(Items from a figure collection)
☆ ☆ ☆

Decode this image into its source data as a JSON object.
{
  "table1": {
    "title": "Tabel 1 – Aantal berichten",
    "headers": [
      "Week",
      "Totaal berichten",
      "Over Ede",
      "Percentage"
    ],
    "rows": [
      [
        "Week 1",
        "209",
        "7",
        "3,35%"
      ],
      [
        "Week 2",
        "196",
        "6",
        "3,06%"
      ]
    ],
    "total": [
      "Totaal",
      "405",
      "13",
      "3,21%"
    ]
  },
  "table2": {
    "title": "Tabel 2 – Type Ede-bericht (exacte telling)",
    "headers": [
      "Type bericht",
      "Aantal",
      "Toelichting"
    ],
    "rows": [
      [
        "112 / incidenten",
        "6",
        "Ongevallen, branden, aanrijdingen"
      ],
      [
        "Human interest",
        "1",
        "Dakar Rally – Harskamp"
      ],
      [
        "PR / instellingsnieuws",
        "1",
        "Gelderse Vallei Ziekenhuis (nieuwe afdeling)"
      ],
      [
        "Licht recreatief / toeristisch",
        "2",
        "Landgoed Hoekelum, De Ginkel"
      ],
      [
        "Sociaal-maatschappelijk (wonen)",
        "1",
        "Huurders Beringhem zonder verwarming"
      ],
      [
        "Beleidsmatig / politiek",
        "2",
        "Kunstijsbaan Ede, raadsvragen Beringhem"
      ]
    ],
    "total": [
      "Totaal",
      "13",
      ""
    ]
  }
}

☆ ☆ ☆

## [Stated problem]
From the listing above, return each line with the word "Type".

## [Written response]
    "title": "Tabel 2 – Type Ede-bericht (exacte telling)",
      "Type bericht",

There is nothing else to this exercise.